Dataset rows
----
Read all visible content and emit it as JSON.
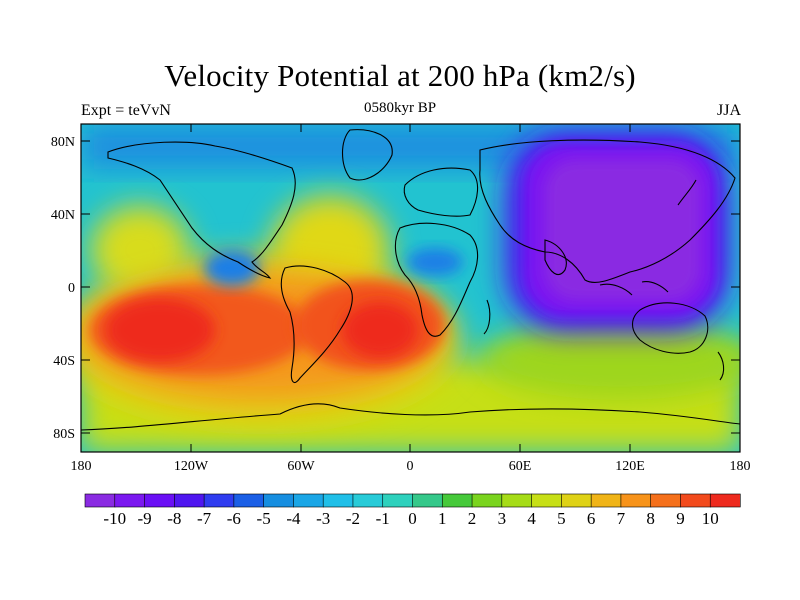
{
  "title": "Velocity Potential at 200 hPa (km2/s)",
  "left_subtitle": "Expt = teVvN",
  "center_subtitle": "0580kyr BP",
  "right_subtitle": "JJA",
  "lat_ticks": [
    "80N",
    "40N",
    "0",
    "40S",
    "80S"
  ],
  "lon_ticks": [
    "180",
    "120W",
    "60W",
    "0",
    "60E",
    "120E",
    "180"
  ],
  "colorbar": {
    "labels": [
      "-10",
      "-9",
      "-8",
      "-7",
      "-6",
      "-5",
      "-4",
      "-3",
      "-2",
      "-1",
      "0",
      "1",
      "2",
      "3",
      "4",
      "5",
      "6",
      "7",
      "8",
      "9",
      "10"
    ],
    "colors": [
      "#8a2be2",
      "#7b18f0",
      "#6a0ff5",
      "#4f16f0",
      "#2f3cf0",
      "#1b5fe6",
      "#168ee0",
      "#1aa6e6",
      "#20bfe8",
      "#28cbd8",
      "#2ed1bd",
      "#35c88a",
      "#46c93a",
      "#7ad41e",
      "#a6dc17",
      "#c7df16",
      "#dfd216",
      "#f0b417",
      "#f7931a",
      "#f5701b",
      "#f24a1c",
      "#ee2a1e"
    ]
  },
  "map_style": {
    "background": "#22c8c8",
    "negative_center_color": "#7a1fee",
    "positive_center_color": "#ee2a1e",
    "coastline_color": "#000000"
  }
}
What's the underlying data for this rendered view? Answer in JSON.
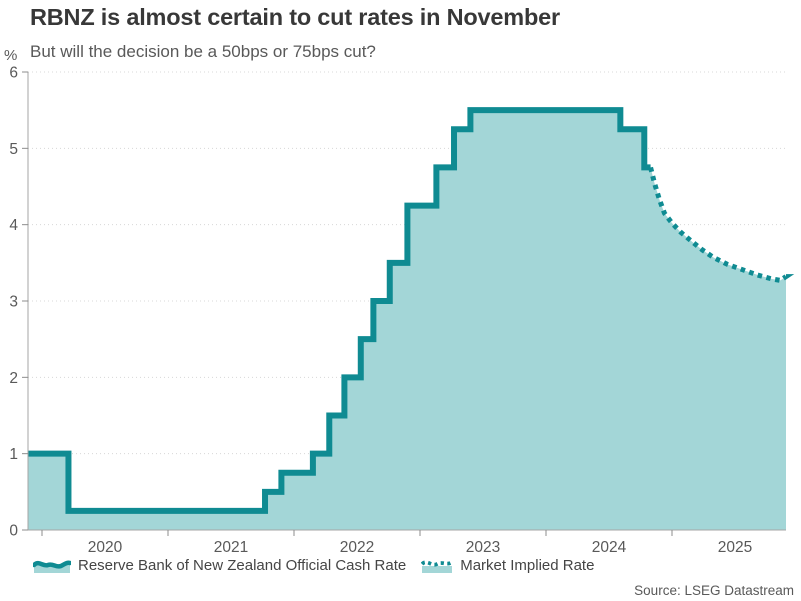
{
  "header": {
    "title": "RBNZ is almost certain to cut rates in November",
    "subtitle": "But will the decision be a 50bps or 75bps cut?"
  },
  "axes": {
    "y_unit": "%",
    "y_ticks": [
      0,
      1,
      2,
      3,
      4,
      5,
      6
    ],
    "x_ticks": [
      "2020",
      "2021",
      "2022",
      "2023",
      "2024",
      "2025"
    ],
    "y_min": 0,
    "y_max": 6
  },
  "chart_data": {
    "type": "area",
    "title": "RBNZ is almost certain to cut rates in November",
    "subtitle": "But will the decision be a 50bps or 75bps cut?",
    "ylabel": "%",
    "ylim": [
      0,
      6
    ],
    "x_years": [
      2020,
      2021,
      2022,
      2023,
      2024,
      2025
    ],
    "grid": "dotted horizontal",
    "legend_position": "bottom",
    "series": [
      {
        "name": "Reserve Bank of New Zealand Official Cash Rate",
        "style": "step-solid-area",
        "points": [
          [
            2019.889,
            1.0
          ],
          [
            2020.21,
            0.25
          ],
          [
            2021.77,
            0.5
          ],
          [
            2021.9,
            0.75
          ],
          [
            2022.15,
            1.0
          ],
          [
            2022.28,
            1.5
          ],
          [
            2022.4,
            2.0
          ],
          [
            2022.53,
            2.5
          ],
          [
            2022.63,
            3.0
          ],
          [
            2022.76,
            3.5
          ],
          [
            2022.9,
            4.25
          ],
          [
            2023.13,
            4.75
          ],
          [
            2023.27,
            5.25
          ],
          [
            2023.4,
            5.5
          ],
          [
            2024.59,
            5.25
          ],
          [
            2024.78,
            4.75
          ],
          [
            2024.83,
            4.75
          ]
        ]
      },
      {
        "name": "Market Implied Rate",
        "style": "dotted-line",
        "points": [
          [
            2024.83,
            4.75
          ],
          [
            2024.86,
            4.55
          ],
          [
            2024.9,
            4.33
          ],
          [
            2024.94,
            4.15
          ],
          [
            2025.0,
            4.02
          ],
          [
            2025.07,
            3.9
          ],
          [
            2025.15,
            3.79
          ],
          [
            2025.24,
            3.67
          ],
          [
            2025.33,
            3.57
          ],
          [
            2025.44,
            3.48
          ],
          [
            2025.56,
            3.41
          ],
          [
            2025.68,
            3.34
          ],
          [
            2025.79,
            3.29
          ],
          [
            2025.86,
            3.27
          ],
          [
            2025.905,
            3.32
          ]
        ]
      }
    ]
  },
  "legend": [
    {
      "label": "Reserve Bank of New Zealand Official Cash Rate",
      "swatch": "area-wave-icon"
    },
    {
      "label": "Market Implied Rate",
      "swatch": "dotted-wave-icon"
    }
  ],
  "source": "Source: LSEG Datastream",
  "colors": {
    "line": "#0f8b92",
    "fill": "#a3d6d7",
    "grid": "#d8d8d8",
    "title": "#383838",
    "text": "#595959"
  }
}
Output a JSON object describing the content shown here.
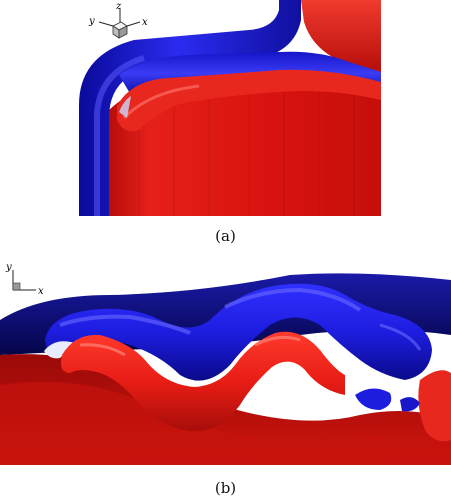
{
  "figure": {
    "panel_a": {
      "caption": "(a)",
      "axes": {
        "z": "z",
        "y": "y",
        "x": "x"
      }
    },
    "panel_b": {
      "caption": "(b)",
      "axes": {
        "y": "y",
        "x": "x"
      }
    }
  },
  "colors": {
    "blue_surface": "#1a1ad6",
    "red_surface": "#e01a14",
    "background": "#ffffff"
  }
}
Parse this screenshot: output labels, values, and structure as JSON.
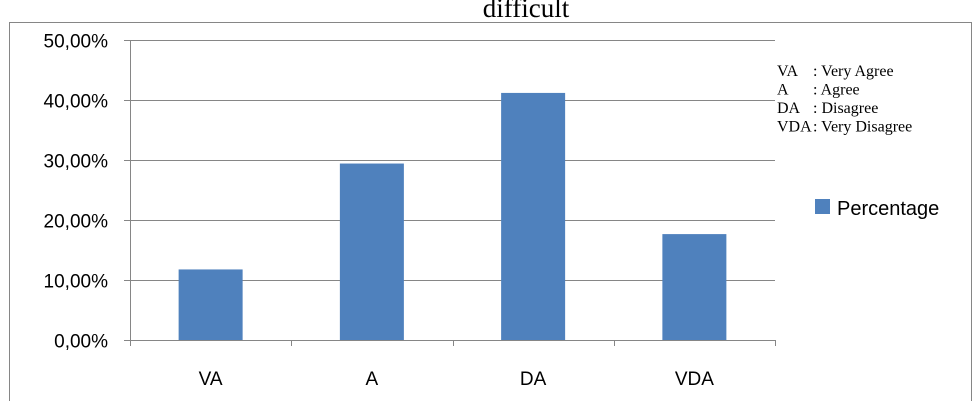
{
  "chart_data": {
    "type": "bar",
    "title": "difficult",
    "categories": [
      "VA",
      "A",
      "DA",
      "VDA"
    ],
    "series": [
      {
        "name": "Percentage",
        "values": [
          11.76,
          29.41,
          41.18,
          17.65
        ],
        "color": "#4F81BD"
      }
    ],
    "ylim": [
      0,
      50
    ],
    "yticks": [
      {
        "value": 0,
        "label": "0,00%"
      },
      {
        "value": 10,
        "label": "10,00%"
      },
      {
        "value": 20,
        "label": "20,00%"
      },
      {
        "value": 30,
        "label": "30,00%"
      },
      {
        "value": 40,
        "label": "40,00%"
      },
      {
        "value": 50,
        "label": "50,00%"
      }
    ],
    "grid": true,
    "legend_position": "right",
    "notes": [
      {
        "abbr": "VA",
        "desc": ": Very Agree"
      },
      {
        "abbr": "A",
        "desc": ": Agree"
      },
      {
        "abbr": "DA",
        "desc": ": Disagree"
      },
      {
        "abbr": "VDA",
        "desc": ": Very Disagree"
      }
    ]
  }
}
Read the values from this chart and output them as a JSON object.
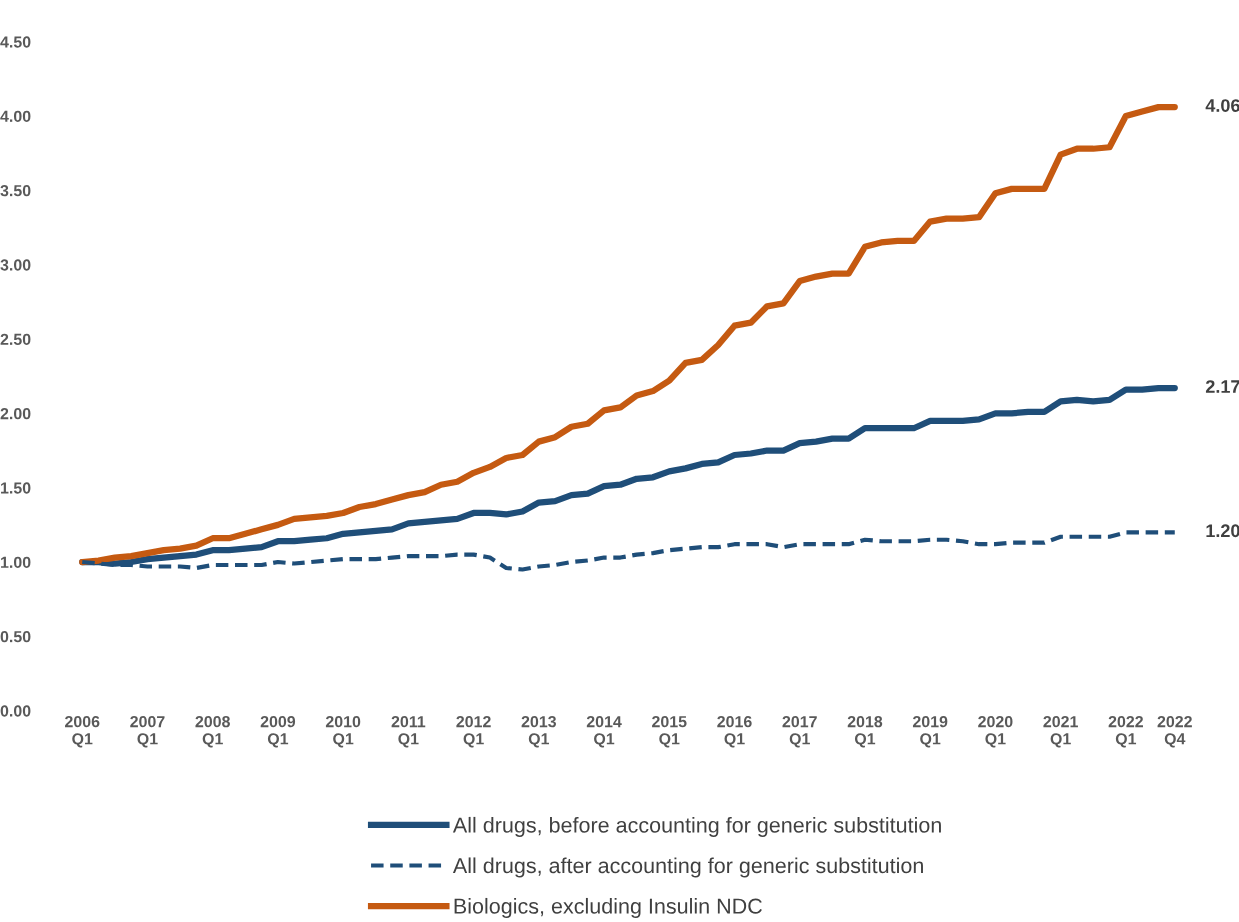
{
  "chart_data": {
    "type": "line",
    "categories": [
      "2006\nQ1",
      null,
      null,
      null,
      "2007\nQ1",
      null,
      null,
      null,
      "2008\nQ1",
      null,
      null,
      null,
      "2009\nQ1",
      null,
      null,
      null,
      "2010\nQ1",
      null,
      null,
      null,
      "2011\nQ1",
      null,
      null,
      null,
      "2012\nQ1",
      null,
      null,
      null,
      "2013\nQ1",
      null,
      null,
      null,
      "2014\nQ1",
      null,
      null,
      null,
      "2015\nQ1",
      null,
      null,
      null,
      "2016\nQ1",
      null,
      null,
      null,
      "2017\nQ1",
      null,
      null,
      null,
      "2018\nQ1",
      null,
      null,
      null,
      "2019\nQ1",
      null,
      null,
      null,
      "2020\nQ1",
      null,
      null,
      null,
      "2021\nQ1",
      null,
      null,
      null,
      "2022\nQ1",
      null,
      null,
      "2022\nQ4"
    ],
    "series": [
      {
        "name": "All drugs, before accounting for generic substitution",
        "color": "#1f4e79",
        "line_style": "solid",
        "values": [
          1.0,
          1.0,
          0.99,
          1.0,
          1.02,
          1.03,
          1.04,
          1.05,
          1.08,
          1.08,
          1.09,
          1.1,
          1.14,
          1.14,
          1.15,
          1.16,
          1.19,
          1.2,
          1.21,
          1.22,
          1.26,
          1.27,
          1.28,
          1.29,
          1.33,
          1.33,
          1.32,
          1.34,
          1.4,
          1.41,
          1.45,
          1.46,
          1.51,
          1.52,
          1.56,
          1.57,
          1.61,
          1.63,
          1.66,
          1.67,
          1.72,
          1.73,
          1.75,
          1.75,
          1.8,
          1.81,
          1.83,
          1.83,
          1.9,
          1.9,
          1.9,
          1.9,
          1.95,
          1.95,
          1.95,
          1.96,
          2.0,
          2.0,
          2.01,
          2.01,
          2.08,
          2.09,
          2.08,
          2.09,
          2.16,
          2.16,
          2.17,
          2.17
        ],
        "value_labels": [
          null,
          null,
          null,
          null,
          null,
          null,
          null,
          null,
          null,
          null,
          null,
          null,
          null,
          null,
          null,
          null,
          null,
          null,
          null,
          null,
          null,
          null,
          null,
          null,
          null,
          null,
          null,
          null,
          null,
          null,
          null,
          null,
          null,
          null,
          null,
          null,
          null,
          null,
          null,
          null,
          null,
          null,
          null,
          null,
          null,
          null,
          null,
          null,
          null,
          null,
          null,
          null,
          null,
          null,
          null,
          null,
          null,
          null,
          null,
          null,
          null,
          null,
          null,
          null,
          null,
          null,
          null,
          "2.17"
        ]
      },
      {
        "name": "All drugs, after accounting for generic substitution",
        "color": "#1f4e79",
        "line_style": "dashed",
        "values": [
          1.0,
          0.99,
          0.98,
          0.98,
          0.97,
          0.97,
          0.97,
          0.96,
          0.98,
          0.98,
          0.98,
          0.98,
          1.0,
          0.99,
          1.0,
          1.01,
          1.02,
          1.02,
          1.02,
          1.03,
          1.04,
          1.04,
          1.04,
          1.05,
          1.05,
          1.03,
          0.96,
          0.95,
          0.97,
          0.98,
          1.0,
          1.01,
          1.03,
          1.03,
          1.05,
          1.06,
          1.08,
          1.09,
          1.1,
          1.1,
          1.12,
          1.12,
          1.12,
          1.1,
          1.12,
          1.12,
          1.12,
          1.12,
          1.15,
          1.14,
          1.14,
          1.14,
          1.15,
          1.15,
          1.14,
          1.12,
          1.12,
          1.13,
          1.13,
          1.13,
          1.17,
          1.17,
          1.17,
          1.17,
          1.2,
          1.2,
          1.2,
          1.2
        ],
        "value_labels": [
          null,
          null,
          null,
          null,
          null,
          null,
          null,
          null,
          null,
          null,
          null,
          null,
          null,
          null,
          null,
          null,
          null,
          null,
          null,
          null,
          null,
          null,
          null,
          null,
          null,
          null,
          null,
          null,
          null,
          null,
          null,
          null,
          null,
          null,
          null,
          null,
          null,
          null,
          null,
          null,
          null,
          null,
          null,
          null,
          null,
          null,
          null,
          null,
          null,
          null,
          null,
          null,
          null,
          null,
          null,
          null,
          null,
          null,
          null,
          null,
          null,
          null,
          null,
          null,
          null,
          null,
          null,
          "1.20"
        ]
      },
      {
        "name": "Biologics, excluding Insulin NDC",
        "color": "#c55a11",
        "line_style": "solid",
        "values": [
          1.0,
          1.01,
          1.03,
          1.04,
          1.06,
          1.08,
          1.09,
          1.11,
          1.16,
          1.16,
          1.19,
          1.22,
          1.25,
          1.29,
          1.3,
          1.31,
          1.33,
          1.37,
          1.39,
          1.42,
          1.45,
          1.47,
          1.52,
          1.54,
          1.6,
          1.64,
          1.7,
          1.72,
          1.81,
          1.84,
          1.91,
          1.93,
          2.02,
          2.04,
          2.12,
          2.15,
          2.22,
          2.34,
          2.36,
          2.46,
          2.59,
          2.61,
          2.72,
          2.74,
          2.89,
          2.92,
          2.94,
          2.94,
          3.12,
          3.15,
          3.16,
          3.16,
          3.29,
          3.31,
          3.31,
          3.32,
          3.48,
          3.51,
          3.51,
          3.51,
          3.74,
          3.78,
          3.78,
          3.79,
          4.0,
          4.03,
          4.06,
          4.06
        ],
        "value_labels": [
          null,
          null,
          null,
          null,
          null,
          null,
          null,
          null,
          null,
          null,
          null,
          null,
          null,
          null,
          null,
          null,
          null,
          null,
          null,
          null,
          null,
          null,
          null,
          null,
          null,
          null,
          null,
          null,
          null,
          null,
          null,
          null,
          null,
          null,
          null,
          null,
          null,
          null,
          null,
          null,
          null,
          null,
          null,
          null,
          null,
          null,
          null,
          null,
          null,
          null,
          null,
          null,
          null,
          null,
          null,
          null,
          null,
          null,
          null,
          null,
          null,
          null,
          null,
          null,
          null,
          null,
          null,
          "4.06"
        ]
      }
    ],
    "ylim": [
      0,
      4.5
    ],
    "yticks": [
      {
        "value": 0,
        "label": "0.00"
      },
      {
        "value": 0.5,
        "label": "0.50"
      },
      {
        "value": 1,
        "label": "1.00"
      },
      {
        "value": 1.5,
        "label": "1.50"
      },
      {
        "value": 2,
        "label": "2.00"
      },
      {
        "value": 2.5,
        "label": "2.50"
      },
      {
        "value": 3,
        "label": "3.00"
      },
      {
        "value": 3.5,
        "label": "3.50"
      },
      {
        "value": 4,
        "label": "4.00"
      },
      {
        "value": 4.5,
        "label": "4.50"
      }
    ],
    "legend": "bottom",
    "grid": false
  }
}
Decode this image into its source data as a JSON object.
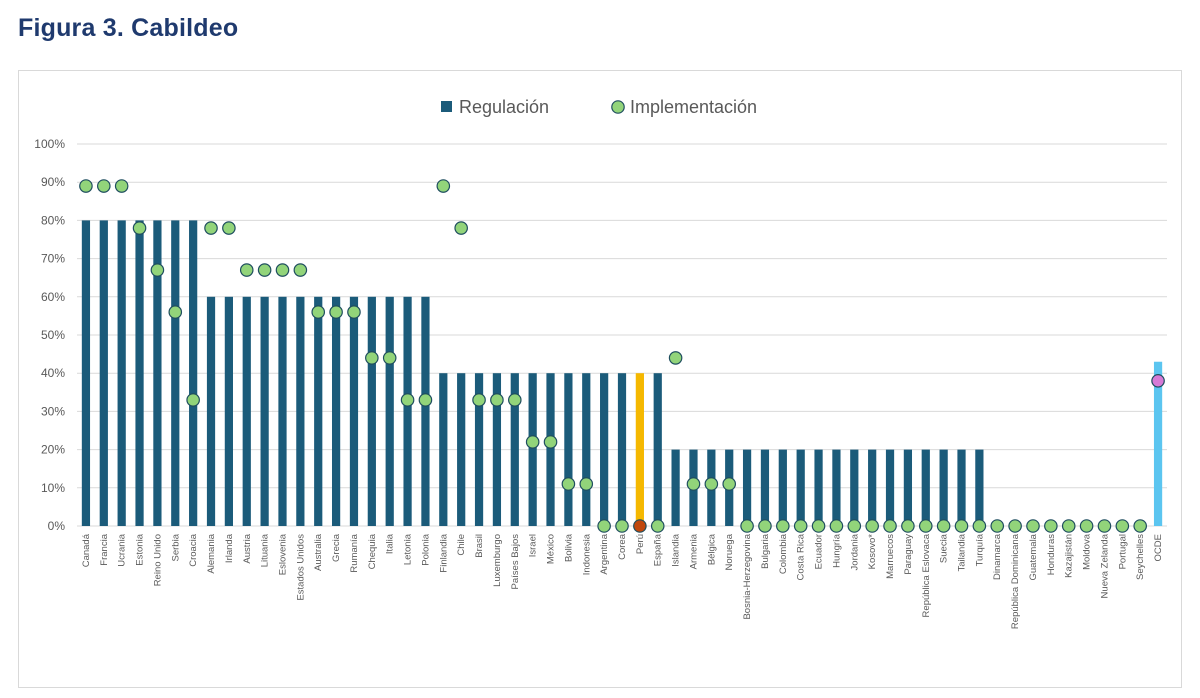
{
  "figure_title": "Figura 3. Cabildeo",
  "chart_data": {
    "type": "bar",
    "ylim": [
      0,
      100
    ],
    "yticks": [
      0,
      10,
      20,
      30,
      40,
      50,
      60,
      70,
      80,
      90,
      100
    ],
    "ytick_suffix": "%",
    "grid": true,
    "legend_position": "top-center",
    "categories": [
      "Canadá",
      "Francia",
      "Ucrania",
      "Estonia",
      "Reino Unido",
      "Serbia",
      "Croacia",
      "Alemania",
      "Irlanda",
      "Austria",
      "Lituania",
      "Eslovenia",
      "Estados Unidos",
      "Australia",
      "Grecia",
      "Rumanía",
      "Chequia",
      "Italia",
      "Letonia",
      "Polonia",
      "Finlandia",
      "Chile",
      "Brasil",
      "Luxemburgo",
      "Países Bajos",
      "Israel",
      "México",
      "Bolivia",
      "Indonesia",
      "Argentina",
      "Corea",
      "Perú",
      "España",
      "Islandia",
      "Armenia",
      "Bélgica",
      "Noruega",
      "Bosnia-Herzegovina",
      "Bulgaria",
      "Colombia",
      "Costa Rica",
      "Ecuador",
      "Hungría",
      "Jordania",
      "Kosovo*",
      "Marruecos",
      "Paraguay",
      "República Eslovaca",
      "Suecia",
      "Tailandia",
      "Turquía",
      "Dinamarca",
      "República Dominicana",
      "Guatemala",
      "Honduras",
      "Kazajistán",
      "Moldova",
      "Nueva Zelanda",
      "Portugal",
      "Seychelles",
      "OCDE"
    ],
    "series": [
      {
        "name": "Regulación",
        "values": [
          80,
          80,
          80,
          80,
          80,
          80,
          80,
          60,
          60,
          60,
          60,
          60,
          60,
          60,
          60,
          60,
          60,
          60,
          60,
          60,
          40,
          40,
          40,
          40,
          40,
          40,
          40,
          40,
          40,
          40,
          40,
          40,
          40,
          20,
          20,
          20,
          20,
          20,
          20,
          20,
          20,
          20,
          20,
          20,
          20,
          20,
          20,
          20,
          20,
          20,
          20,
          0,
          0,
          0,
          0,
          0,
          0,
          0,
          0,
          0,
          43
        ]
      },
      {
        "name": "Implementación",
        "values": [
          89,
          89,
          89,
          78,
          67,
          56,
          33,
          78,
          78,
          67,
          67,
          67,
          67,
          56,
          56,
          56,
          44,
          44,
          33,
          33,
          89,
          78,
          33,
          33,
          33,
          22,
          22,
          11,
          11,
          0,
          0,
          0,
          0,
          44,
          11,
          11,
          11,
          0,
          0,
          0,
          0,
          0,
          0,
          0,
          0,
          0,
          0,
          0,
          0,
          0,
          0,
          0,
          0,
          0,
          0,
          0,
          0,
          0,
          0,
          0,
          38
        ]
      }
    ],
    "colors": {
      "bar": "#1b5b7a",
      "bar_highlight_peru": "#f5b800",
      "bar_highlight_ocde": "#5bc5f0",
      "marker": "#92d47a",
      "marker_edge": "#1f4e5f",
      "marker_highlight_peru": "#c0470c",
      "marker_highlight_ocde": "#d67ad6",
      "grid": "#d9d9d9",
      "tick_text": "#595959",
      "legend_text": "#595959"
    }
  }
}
----
Using the listing above, say how many of its lines contain the string "Zealand", giving nothing but the figure.

Result >> 2